> [WHAT YOU NEED TO DO]
Look through the material below. Copy every line with the string "already" in it.
##### MATERIAL TO PROCESS
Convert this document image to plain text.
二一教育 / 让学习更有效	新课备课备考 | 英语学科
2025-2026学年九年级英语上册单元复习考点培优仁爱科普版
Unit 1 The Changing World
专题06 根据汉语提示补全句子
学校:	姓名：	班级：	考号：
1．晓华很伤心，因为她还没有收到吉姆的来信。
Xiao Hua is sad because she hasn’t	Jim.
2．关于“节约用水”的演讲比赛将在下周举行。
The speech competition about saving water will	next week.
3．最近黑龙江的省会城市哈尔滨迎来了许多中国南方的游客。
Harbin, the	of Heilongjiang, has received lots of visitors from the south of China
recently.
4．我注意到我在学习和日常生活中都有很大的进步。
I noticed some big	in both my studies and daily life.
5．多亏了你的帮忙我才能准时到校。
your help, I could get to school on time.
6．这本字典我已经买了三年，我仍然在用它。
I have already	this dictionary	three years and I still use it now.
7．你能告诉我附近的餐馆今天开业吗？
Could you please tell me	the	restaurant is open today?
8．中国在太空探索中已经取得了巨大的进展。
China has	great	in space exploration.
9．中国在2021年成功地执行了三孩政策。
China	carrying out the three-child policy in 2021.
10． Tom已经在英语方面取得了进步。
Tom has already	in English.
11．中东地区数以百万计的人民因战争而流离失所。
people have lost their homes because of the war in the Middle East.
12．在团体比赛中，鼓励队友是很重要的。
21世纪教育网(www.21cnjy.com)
##########
##### MATERIAL TO PROCESS
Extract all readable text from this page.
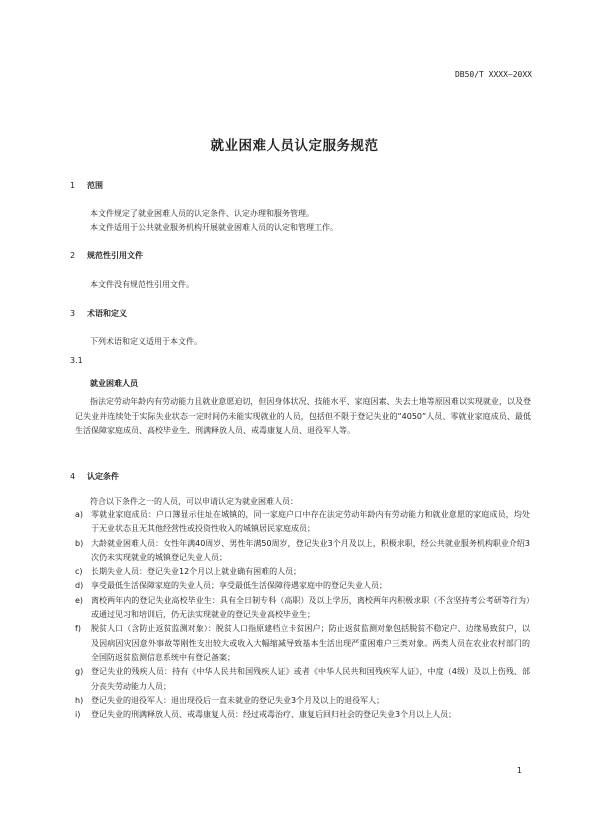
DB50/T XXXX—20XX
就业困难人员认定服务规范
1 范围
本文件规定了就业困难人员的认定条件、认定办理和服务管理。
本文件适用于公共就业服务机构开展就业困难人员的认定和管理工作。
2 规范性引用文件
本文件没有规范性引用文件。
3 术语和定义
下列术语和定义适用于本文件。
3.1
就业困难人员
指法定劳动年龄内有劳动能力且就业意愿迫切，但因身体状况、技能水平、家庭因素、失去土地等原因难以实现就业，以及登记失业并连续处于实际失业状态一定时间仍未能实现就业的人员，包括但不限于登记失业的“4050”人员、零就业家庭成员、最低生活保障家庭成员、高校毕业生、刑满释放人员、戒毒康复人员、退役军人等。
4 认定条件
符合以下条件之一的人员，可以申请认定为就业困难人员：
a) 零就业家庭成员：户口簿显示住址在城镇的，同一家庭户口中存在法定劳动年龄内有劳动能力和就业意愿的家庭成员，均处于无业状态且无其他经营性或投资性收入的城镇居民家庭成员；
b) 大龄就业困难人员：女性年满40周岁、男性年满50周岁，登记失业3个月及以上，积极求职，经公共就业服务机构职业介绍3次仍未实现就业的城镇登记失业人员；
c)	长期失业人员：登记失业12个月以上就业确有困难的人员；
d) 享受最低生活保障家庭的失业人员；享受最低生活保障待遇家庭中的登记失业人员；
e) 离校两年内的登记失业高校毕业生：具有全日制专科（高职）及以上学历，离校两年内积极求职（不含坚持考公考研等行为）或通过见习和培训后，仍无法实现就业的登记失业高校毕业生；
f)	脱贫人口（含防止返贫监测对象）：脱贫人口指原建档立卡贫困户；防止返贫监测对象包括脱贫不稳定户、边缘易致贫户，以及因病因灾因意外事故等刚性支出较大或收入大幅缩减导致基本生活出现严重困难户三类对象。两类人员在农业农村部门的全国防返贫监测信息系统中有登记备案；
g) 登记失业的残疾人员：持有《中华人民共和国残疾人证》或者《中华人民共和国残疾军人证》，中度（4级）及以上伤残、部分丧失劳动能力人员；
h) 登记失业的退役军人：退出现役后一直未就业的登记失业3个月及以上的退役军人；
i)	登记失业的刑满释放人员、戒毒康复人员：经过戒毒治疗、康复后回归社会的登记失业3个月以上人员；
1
##########
> [CORRECT RESULT]
I have already	this dictionary	three years and I still use it now.
Tom has already	in English.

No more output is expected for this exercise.